Lines of data

* START *

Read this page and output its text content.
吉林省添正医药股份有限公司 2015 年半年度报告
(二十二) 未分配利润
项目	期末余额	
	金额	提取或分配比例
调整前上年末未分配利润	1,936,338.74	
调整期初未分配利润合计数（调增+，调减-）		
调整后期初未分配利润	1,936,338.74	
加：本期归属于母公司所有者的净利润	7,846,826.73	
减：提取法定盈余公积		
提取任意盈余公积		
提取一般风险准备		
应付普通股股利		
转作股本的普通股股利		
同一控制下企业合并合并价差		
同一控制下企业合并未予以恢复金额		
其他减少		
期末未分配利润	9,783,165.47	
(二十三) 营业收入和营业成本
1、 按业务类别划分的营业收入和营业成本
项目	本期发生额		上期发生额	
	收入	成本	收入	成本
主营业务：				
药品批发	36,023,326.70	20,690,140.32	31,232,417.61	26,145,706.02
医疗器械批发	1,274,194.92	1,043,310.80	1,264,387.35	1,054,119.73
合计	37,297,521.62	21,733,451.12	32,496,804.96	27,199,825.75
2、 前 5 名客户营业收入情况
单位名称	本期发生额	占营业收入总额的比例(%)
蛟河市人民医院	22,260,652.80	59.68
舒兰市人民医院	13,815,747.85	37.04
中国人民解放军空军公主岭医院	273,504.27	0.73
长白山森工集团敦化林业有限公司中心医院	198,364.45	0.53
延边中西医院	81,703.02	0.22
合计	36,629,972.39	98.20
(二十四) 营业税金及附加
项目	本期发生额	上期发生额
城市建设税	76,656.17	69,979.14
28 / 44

* END *
* START *

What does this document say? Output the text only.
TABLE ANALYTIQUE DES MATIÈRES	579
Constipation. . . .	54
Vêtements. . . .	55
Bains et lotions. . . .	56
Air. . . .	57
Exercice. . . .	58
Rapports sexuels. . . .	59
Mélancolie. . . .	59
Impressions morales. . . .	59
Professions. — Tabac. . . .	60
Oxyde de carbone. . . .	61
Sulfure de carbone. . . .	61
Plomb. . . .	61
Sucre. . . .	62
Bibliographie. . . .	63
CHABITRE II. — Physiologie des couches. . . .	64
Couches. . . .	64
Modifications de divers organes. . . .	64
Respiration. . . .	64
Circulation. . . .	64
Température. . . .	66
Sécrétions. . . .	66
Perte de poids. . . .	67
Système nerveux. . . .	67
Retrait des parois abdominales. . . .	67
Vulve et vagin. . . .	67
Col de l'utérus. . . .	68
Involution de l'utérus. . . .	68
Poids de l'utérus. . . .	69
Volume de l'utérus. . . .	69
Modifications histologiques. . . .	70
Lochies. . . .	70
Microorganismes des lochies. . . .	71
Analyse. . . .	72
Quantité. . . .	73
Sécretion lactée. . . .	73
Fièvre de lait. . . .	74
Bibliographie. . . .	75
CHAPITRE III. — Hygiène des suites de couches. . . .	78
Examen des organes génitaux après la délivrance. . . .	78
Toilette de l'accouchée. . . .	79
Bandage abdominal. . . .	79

* END *
* START *

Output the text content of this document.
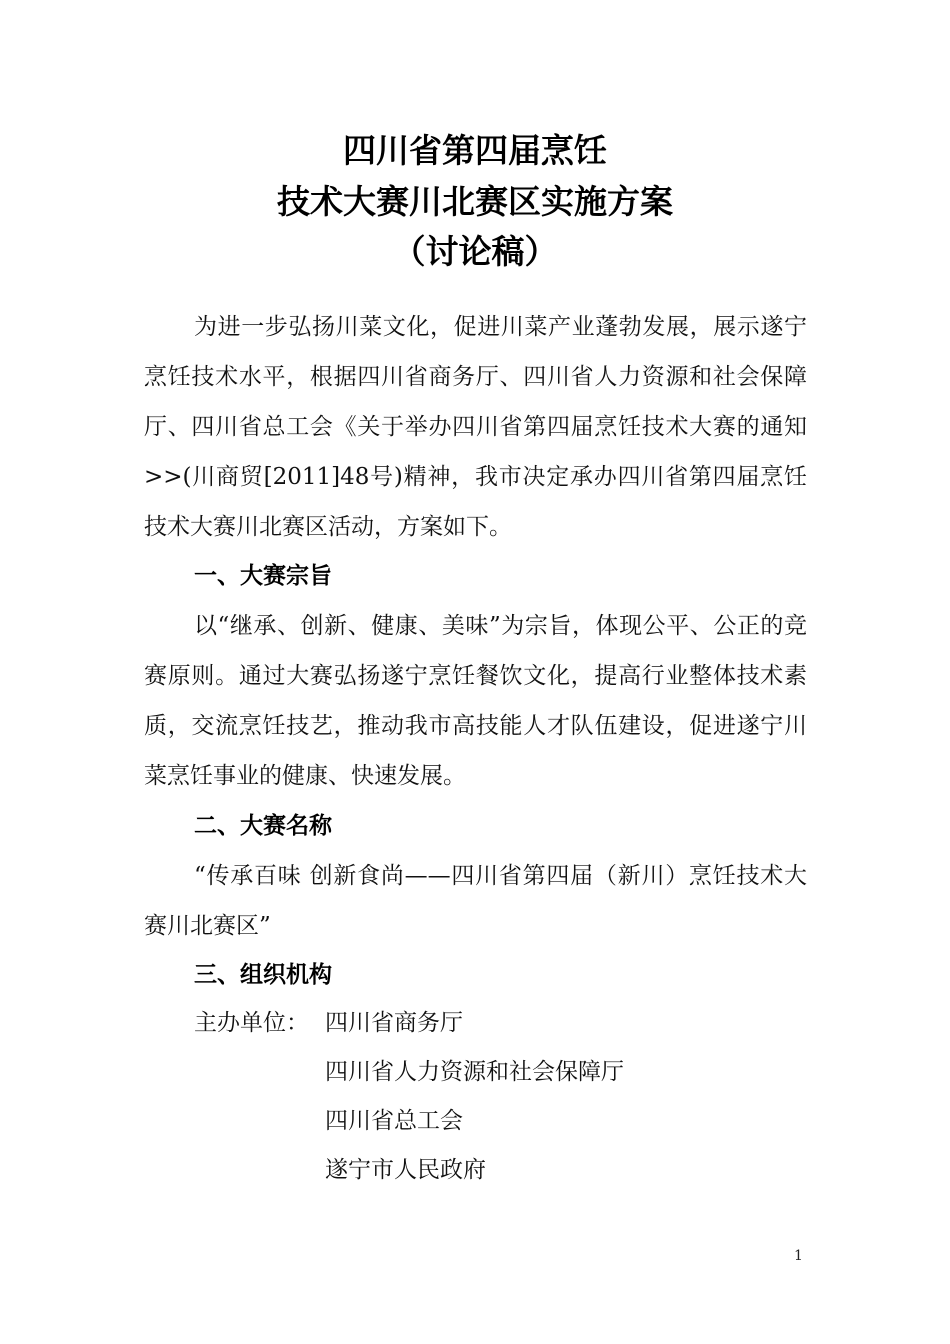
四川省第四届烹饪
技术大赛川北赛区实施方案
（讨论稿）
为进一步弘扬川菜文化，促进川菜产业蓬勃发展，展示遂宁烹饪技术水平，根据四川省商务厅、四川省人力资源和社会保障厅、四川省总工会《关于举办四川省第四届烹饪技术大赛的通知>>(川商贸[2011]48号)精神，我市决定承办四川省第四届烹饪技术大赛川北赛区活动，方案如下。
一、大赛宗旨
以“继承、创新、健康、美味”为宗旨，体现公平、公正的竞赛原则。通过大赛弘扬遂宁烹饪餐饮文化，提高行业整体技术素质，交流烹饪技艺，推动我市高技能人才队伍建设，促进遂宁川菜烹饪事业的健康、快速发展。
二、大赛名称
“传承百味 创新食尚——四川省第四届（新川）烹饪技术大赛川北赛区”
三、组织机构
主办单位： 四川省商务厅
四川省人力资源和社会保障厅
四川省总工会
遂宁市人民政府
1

* END *

» EXERCISE
Every line holding "本期发生额" should be copied out.

» RESULT OF THIS EXERCISE
项目	本期发生额		上期发生额	
单位名称	本期发生额	占营业收入总额的比例(%)
项目	本期发生额	上期发生额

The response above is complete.